Scan the lines below for the string "will" and copy every one that has it.
##### Provided entries #####
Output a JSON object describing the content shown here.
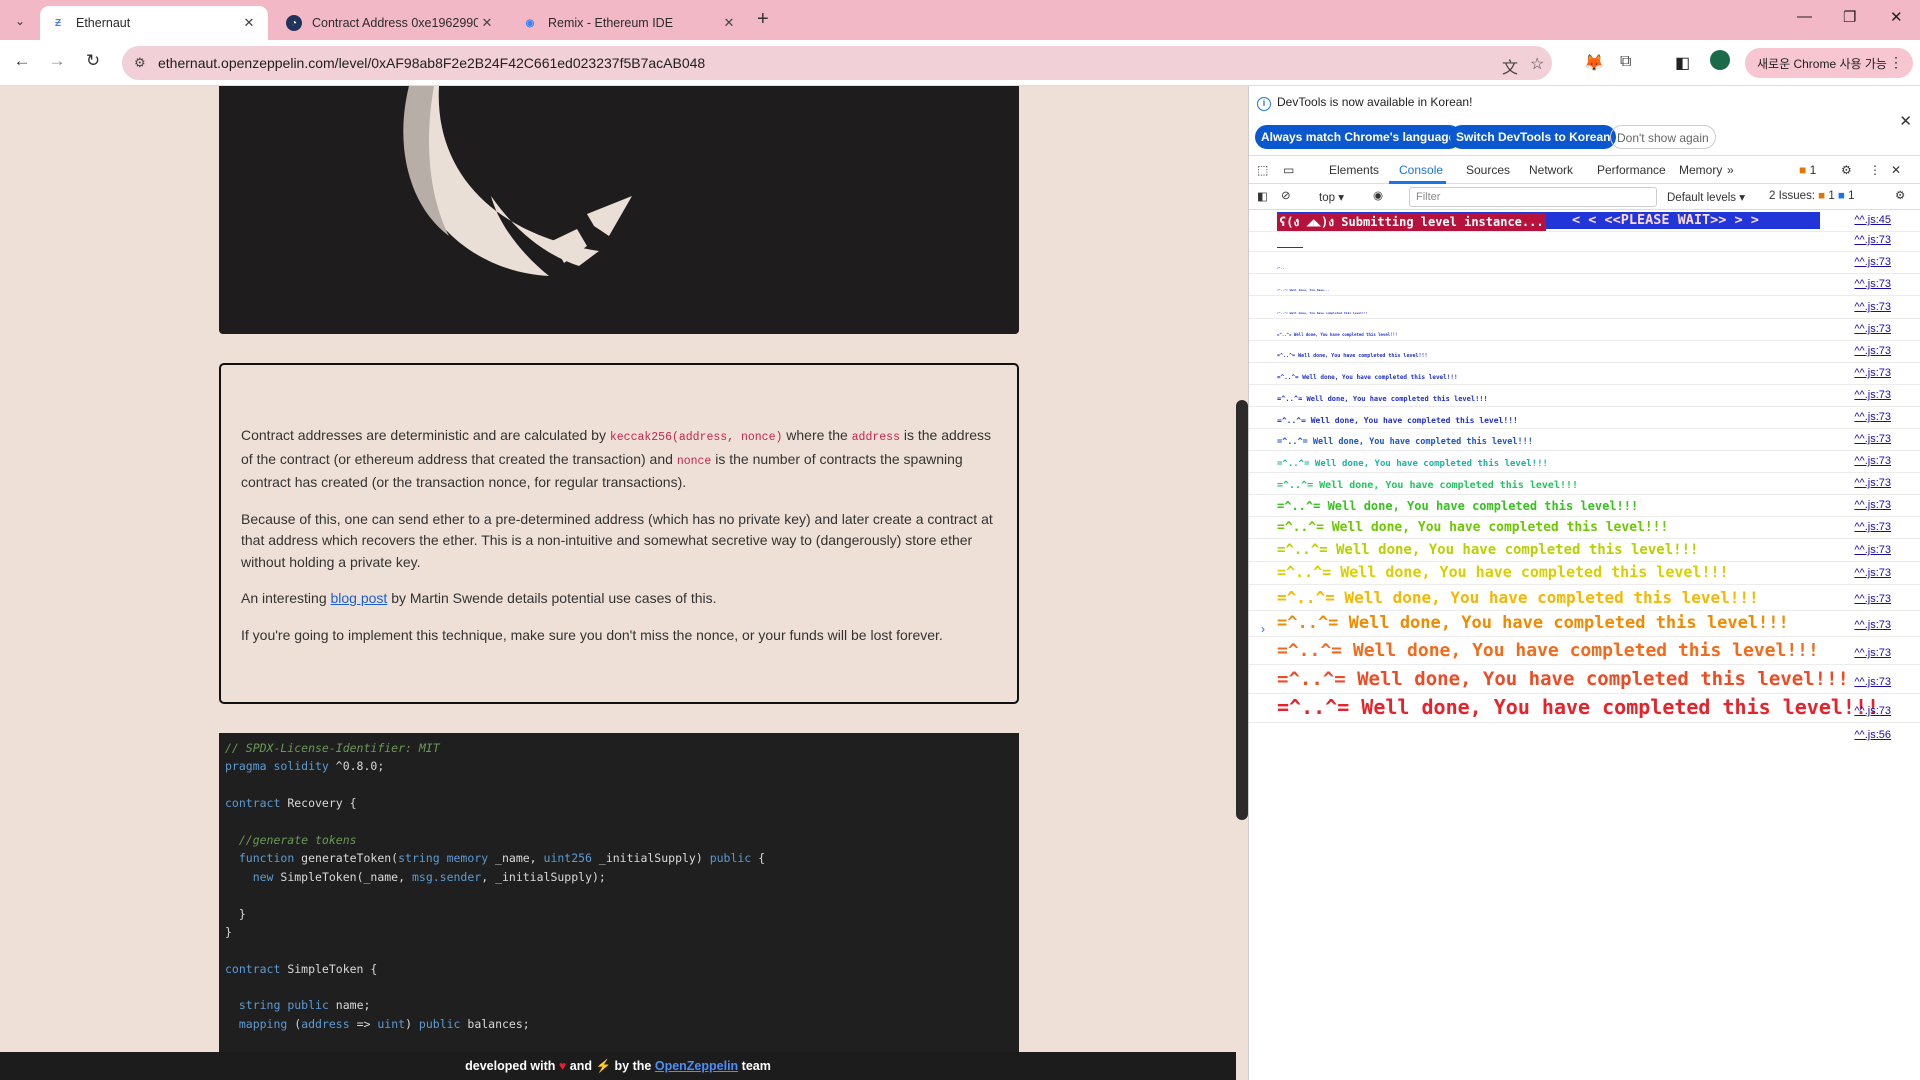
{
  "browser": {
    "tabs": [
      {
        "title": "Ethernaut",
        "active": true
      },
      {
        "title": "Contract Address 0xe1962990",
        "active": false
      },
      {
        "title": "Remix - Ethereum IDE",
        "active": false
      }
    ],
    "url": "ethernaut.openzeppelin.com/level/0xAF98ab8F2e2B24F42C661ed023237f5B7acAB048",
    "chrome_pill": "새로운 Chrome 사용 가능"
  },
  "page": {
    "desc": {
      "p1_a": "Contract addresses are deterministic and are calculated by ",
      "p1_code1": "keccak256(address, nonce)",
      "p1_b": " where the ",
      "p1_code2": "address",
      "p1_c": " is the address of the contract (or ethereum address that created the transaction) and ",
      "p1_code3": "nonce",
      "p1_d": " is the number of contracts the spawning contract has created (or the transaction nonce, for regular transactions).",
      "p2": "Because of this, one can send ether to a pre-determined address (which has no private key) and later create a contract at that address which recovers the ether. This is a non-intuitive and somewhat secretive way to (dangerously) store ether without holding a private key.",
      "p3_a": "An interesting ",
      "p3_link": "blog post",
      "p3_b": " by Martin Swende details potential use cases of this.",
      "p4": "If you're going to implement this technique, make sure you don't miss the nonce, or your funds will be lost forever."
    },
    "code": [
      "// SPDX-License-Identifier: MIT",
      "pragma solidity ^0.8.0;",
      "",
      "contract Recovery {",
      "",
      "  //generate tokens",
      "  function generateToken(string memory _name, uint256 _initialSupply) public {",
      "    new SimpleToken(_name, msg.sender, _initialSupply);",
      "",
      "  }",
      "}",
      "",
      "contract SimpleToken {",
      "",
      "  string public name;",
      "  mapping (address => uint) public balances;"
    ],
    "footer": {
      "a": "developed with ",
      "b": " and ",
      "c": " by the ",
      "link": "OpenZeppelin",
      "d": " team"
    }
  },
  "devtools": {
    "banner_text": "DevTools is now available in Korean!",
    "btn_match": "Always match Chrome's language",
    "btn_switch": "Switch DevTools to Korean",
    "btn_dont": "Don't show again",
    "tabs": [
      "Elements",
      "Console",
      "Sources",
      "Network",
      "Performance",
      "Memory"
    ],
    "warn_count": "1",
    "context": "top",
    "filter_placeholder": "Filter",
    "levels": "Default levels",
    "issues": "2 Issues:",
    "issues_warn": "1",
    "issues_info": "1",
    "submit_left": "ʕ(ง ◢◣)ง Submitting level instance...",
    "submit_right": "<  < <<PLEASE WAIT>> >  >",
    "submit_src": "^^.js:45",
    "well_done": "=^..^= Well done, You have completed this level!!!",
    "row_src": "^^.js:73",
    "last_src": "^^.js:56",
    "colors": {
      "blue": "#1f2fd0",
      "green": "#22c55e",
      "yellow": "#d9cf00",
      "orange": "#f08a00",
      "red": "#e8222a"
    }
  }
}
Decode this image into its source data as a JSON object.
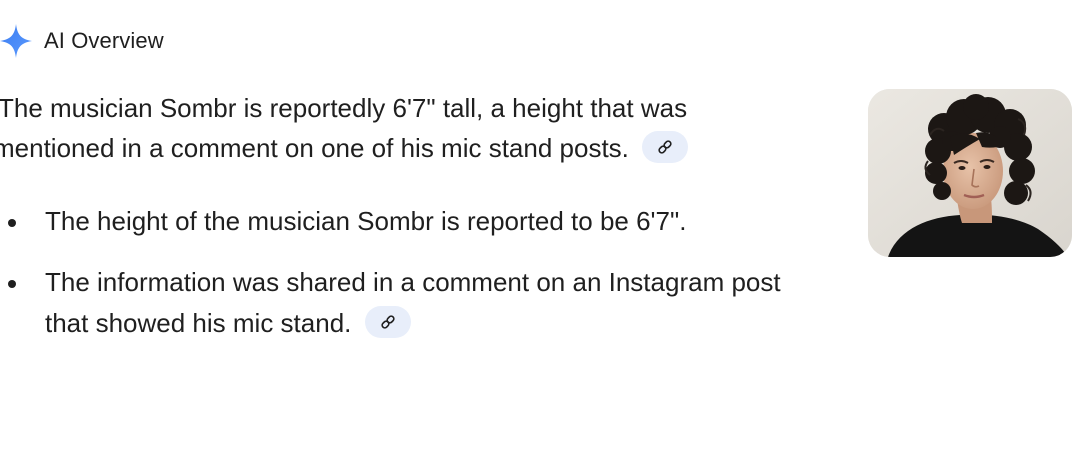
{
  "header": {
    "title": "AI Overview",
    "icon": "sparkle-icon",
    "icon_color": "#4285f4"
  },
  "summary": {
    "line1": "The musician Sombr is reportedly 6'7\" tall, a height that was",
    "line2": "mentioned in a comment on one of his mic stand posts.",
    "link_icon": "link-icon"
  },
  "bullets": [
    {
      "text": "The height of the musician Sombr is reported to be 6'7\"."
    },
    {
      "line1": "The information was shared in a comment on an Instagram post",
      "line2": "that showed his mic stand.",
      "link_icon": "link-icon"
    }
  ],
  "image": {
    "alt": "Photo of Sombr"
  },
  "colors": {
    "text": "#1f1f1f",
    "chip_background": "#e8eefa",
    "accent": "#4285f4"
  }
}
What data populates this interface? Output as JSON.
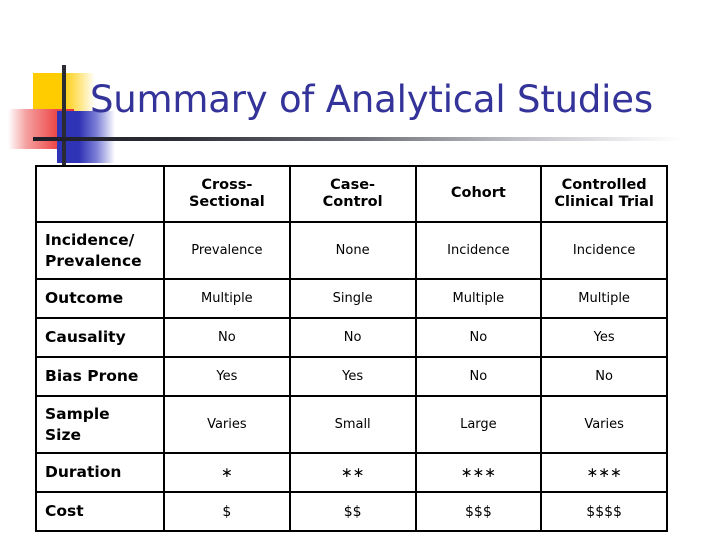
{
  "slide": {
    "title": "Summary of Analytical Studies",
    "title_color": "#333399",
    "decoration": {
      "yellow_color": "#FFCC00",
      "red_color": "#EE4B4B",
      "blue_color": "#2F33B5",
      "line_color": "#2B2B33"
    }
  },
  "table": {
    "corner_label": "",
    "columns": [
      "Cross-Sectional",
      "Case-Control",
      "Cohort",
      "Controlled Clinical Trial"
    ],
    "columns_lines": [
      [
        "Cross-",
        "Sectional"
      ],
      [
        "Case-",
        "Control"
      ],
      [
        "Cohort"
      ],
      [
        "Controlled",
        "Clinical Trial"
      ]
    ],
    "rows": [
      {
        "label": "Incidence/ Prevalence",
        "label_lines": [
          "Incidence/",
          "Prevalence"
        ],
        "values": [
          "Prevalence",
          "None",
          "Incidence",
          "Incidence"
        ]
      },
      {
        "label": "Outcome",
        "label_lines": [
          "Outcome"
        ],
        "values": [
          "Multiple",
          "Single",
          "Multiple",
          "Multiple"
        ]
      },
      {
        "label": "Causality",
        "label_lines": [
          "Causality"
        ],
        "values": [
          "No",
          "No",
          "No",
          "Yes"
        ]
      },
      {
        "label": "Bias Prone",
        "label_lines": [
          "Bias Prone"
        ],
        "values": [
          "Yes",
          "Yes",
          "No",
          "No"
        ]
      },
      {
        "label": "Sample Size",
        "label_lines": [
          "Sample",
          "Size"
        ],
        "values": [
          "Varies",
          "Small",
          "Large",
          "Varies"
        ]
      },
      {
        "label": "Duration",
        "label_lines": [
          "Duration"
        ],
        "values": [
          "∗",
          "∗∗",
          "∗∗∗",
          "∗∗∗"
        ]
      },
      {
        "label": "Cost",
        "label_lines": [
          "Cost"
        ],
        "values": [
          "$",
          "$$",
          "$$$",
          "$$$$"
        ]
      }
    ]
  }
}
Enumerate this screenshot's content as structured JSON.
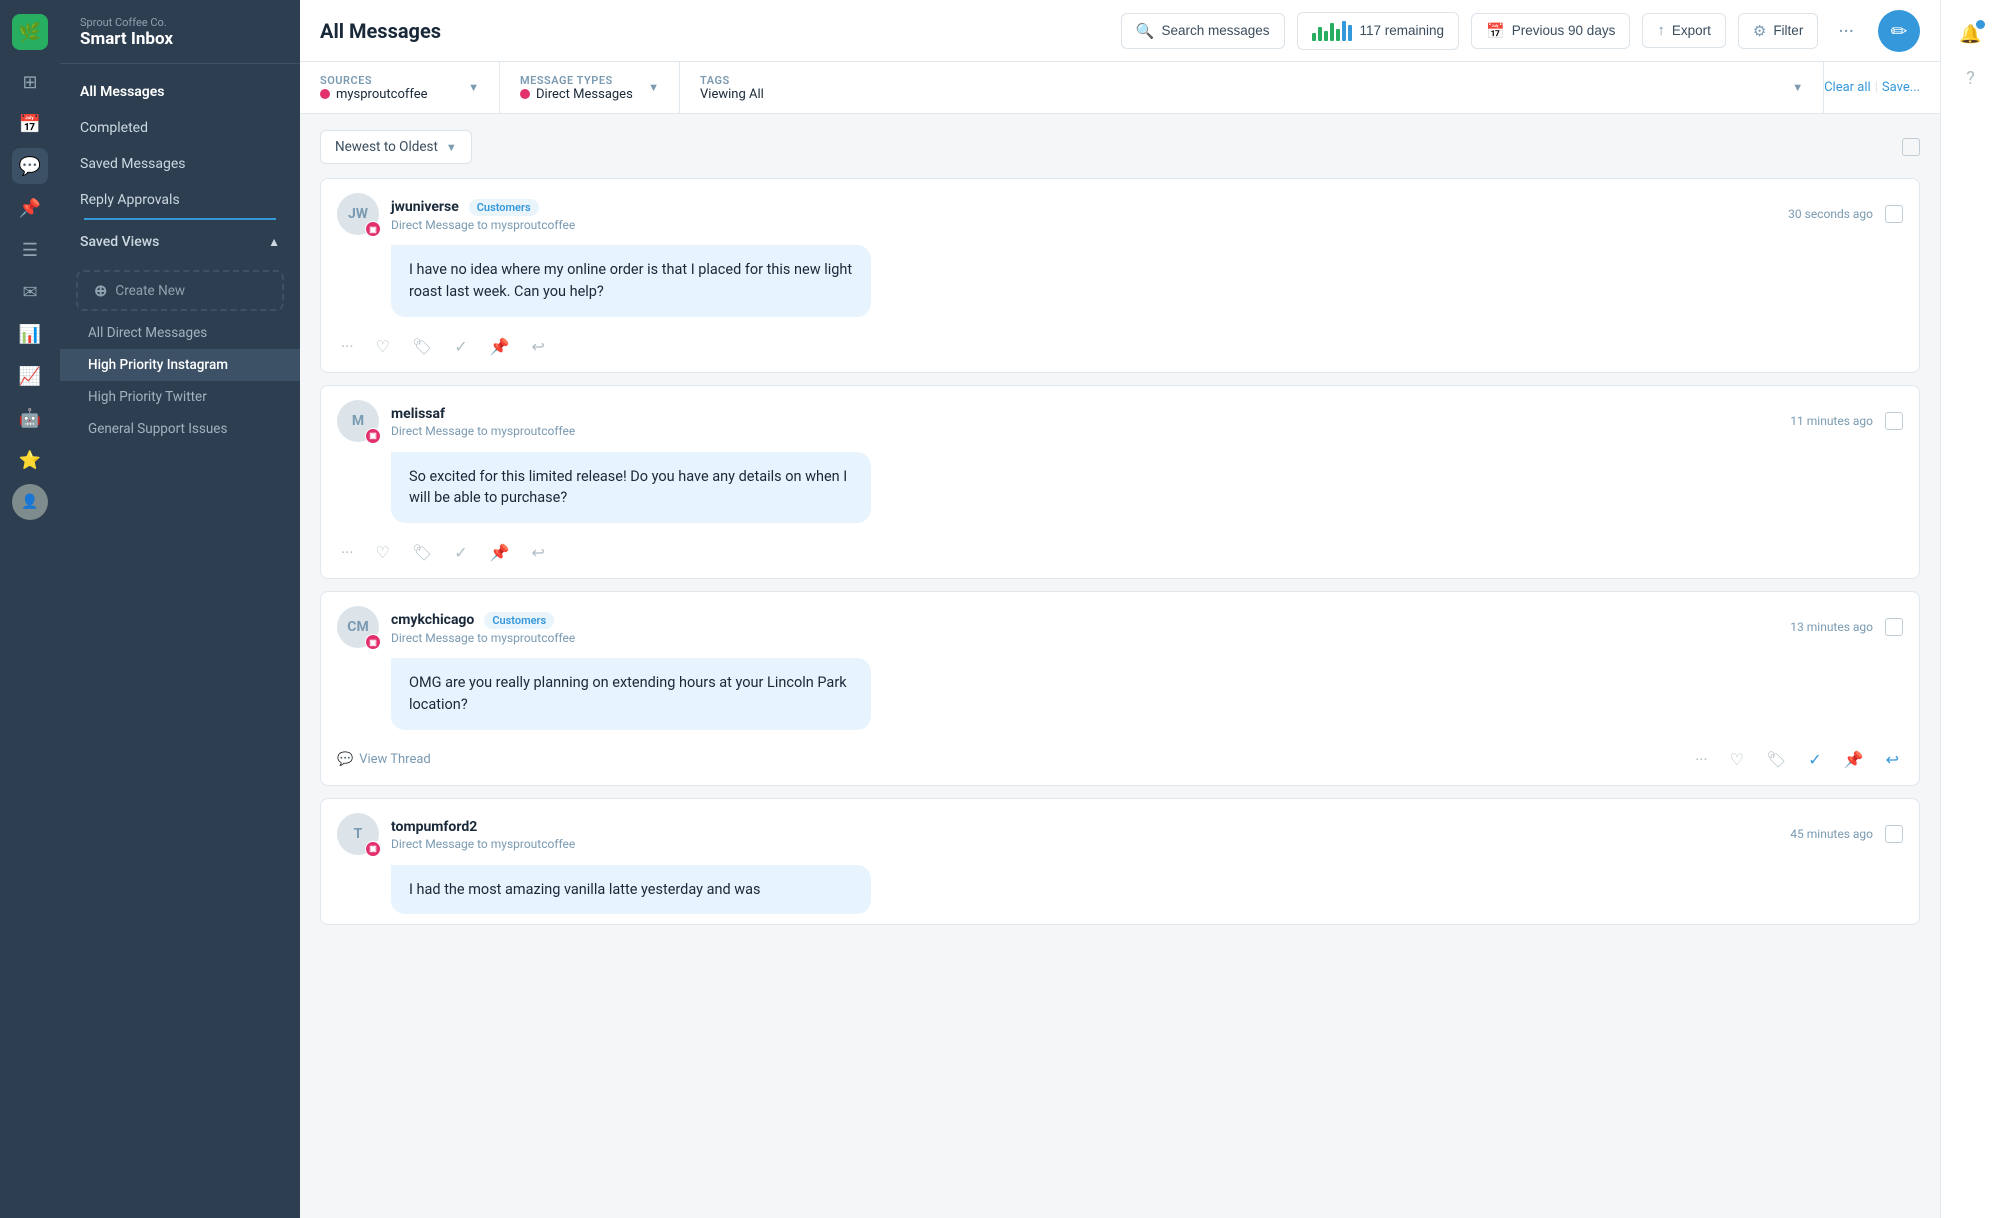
{
  "brand": {
    "company": "Sprout Coffee Co.",
    "product": "Smart Inbox"
  },
  "nav": {
    "all_messages": "All Messages",
    "completed": "Completed",
    "saved_messages": "Saved Messages",
    "reply_approvals": "Reply Approvals",
    "saved_views": "Saved Views"
  },
  "saved_views": {
    "create_new": "Create New",
    "items": [
      {
        "label": "All Direct Messages",
        "active": false
      },
      {
        "label": "High Priority Instagram",
        "active": true
      },
      {
        "label": "High Priority Twitter",
        "active": false
      },
      {
        "label": "General Support Issues",
        "active": false
      }
    ]
  },
  "header": {
    "title": "All Messages",
    "search_placeholder": "Search messages",
    "remaining": "117 remaining",
    "period": "Previous 90 days",
    "export": "Export",
    "filter": "Filter"
  },
  "filters": {
    "sources_label": "Sources",
    "sources_value": "mysproutcoffee",
    "message_types_label": "Message Types",
    "message_types_value": "Direct Messages",
    "tags_label": "Tags",
    "tags_value": "Viewing All",
    "clear": "Clear all",
    "save": "Save..."
  },
  "sort": {
    "value": "Newest to Oldest"
  },
  "messages": [
    {
      "id": 1,
      "username": "jwuniverse",
      "tag": "Customers",
      "sub": "Direct Message to mysproutcoffee",
      "time": "30 seconds ago",
      "avatar_initials": "JW",
      "bubble": "I have no idea where my online order is that I placed for this new light roast last week. Can you help?",
      "has_view_thread": false,
      "check_active": false,
      "reply_active": false
    },
    {
      "id": 2,
      "username": "melissaf",
      "tag": "",
      "sub": "Direct Message to mysproutcoffee",
      "time": "11 minutes ago",
      "avatar_initials": "M",
      "bubble": "So excited for this limited release! Do you have any details on when I will be able to purchase?",
      "has_view_thread": false,
      "check_active": false,
      "reply_active": false
    },
    {
      "id": 3,
      "username": "cmykchicago",
      "tag": "Customers",
      "sub": "Direct Message to mysproutcoffee",
      "time": "13 minutes ago",
      "avatar_initials": "CM",
      "bubble": "OMG are you really planning on extending hours at your Lincoln Park location?",
      "has_view_thread": true,
      "view_thread_label": "View Thread",
      "check_active": true,
      "reply_active": true
    },
    {
      "id": 4,
      "username": "tompumford2",
      "tag": "",
      "sub": "Direct Message to mysproutcoffee",
      "time": "45 minutes ago",
      "avatar_initials": "T",
      "bubble": "I had the most amazing vanilla latte yesterday and was",
      "has_view_thread": false,
      "check_active": false,
      "reply_active": false
    }
  ],
  "bar_chart_heights": [
    8,
    14,
    10,
    18,
    12,
    20,
    16
  ]
}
#####
**Finished answer**
      "p4": "If you're going to implement this technique, make sure you don't miss the nonce, or your funds will be lost forever."
      "bubble": "So excited for this limited release! Do you have any details on when I will be able to purchase?",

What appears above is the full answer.